Records to use -
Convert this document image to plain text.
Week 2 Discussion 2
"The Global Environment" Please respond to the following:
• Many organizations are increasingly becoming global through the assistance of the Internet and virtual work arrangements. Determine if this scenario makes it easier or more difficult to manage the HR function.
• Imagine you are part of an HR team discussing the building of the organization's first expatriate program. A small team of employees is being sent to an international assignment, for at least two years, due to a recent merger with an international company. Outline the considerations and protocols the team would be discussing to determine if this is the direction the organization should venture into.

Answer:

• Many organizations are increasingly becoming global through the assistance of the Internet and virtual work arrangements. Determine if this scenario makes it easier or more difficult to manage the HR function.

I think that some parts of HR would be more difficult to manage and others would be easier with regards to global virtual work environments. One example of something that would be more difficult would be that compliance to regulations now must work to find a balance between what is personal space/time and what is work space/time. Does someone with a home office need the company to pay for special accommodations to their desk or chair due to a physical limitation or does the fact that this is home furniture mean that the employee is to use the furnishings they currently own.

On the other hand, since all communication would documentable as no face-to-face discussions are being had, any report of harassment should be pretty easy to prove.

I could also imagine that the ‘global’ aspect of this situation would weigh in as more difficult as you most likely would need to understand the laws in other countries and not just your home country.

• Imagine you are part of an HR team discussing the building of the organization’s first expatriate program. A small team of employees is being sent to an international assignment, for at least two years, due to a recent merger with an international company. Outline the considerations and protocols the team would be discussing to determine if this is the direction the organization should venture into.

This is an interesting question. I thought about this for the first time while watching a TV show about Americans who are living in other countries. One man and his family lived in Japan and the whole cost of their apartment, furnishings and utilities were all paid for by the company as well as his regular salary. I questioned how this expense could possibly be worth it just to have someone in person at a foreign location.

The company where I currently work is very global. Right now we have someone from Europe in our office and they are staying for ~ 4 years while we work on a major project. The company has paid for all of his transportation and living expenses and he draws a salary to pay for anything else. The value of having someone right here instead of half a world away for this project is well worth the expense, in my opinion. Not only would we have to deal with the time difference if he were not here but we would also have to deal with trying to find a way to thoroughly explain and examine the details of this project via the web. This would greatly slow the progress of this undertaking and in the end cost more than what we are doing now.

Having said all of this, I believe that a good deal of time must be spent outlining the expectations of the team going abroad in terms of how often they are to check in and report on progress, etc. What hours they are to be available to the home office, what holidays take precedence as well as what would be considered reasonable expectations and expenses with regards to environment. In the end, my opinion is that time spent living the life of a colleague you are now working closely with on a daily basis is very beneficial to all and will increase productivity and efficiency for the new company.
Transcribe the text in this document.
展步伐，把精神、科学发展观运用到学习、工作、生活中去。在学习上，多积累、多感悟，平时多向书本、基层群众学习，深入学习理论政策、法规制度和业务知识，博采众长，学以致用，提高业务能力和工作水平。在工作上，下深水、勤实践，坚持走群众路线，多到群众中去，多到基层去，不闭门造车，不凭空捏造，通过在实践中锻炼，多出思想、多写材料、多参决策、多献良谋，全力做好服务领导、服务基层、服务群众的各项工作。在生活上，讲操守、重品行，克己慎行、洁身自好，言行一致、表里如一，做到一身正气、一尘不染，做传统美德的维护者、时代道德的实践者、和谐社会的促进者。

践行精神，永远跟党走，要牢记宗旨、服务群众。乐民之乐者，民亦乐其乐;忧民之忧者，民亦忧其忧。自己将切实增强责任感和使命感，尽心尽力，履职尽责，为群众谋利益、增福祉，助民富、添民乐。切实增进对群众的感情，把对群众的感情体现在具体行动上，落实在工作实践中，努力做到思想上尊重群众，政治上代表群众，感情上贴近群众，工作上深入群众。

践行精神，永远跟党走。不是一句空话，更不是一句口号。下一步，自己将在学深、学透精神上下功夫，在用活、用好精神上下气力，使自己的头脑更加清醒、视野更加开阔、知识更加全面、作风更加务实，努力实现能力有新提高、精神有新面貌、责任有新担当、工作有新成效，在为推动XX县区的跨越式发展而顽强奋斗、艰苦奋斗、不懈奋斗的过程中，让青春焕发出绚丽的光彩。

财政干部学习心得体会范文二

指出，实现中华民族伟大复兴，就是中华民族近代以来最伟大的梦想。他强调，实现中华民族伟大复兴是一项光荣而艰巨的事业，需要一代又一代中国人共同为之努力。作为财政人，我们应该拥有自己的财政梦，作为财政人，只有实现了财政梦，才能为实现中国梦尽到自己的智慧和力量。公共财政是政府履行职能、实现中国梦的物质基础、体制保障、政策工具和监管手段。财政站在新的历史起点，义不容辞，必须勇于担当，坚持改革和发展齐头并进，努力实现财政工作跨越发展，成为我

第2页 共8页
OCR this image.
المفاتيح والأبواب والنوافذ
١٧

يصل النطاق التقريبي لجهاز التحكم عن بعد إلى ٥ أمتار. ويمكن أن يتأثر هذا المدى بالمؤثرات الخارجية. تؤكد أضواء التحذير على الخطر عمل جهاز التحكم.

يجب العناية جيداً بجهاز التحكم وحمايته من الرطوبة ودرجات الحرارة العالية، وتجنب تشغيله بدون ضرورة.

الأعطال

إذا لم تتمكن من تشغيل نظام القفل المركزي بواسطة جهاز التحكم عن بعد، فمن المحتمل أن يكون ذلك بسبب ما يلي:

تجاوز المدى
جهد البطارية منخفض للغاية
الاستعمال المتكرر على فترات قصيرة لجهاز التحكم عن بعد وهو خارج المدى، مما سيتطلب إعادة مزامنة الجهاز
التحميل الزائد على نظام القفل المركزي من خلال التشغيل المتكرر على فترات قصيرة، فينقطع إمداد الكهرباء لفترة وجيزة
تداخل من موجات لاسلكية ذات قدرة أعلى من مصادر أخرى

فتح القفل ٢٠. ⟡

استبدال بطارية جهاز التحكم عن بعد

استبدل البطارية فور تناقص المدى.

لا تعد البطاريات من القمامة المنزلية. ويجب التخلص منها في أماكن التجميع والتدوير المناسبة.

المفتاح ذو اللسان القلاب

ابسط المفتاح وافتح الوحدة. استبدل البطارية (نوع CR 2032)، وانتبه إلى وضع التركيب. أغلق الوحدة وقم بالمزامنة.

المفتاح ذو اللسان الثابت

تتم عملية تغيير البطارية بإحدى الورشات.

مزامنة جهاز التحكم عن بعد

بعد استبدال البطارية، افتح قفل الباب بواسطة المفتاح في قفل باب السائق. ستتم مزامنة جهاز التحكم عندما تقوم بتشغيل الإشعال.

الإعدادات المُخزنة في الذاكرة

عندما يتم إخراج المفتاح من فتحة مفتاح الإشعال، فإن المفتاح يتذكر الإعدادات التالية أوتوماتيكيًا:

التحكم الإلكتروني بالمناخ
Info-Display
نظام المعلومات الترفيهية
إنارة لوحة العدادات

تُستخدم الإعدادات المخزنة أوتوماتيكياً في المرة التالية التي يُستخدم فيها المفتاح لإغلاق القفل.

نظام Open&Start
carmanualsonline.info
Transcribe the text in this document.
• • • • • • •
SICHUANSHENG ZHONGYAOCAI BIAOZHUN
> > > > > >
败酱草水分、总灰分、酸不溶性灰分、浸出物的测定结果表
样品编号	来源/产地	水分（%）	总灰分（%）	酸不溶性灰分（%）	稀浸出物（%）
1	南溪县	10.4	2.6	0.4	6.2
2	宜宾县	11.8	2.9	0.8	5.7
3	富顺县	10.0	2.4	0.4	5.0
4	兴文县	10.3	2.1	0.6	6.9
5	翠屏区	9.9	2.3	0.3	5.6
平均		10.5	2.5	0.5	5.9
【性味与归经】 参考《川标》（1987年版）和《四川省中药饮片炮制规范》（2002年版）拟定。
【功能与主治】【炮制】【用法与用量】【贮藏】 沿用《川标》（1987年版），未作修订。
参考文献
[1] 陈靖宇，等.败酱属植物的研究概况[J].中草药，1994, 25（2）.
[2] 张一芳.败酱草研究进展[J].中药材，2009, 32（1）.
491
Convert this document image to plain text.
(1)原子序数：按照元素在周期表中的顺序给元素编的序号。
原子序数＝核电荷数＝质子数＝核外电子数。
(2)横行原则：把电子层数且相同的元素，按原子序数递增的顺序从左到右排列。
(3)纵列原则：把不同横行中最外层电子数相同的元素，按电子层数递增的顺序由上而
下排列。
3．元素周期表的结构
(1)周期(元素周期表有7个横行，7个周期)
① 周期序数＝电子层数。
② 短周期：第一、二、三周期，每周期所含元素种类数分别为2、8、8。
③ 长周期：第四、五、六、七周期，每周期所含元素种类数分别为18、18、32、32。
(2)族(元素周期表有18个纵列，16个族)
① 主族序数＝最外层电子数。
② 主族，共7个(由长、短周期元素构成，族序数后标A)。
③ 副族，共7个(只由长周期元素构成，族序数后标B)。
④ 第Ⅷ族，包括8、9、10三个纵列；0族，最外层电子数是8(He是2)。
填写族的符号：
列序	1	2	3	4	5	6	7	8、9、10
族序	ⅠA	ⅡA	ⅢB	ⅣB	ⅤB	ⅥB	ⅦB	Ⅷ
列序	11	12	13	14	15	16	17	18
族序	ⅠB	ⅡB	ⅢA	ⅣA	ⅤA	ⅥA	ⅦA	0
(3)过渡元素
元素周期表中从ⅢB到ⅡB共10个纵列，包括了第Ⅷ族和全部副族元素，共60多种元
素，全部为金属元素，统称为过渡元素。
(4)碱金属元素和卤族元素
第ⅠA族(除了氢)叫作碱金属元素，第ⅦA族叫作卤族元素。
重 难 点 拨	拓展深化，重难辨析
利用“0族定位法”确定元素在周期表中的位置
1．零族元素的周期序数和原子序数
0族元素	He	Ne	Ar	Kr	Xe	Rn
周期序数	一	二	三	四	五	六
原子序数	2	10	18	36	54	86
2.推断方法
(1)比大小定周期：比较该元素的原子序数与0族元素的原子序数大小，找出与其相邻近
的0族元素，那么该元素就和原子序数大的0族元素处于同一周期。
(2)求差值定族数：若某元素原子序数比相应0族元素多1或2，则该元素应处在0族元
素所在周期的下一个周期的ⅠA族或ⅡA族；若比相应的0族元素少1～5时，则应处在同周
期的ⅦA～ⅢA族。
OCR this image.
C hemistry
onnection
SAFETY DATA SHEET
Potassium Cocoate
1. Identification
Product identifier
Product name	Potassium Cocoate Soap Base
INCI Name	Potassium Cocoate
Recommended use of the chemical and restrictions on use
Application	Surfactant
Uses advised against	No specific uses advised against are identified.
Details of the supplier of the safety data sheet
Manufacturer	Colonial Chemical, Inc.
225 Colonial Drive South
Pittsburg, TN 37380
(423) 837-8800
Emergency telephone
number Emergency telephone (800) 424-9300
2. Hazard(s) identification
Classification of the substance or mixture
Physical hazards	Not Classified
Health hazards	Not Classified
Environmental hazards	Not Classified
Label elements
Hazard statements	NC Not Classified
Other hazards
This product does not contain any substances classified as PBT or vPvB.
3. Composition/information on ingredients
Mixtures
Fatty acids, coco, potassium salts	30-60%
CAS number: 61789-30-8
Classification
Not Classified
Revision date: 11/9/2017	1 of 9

Your objective - In the entries above, find every line with the word "التالية" and list it.

The result -
عندما يتم إخراج المفتاح من فتحة مفتاح الإشعال، فإن المفتاح يتذكر الإعدادات التالية أوتوماتيكيًا:
تُستخدم الإعدادات المخزنة أوتوماتيكياً في المرة التالية التي يُستخدم فيها المفتاح لإغلاق القفل.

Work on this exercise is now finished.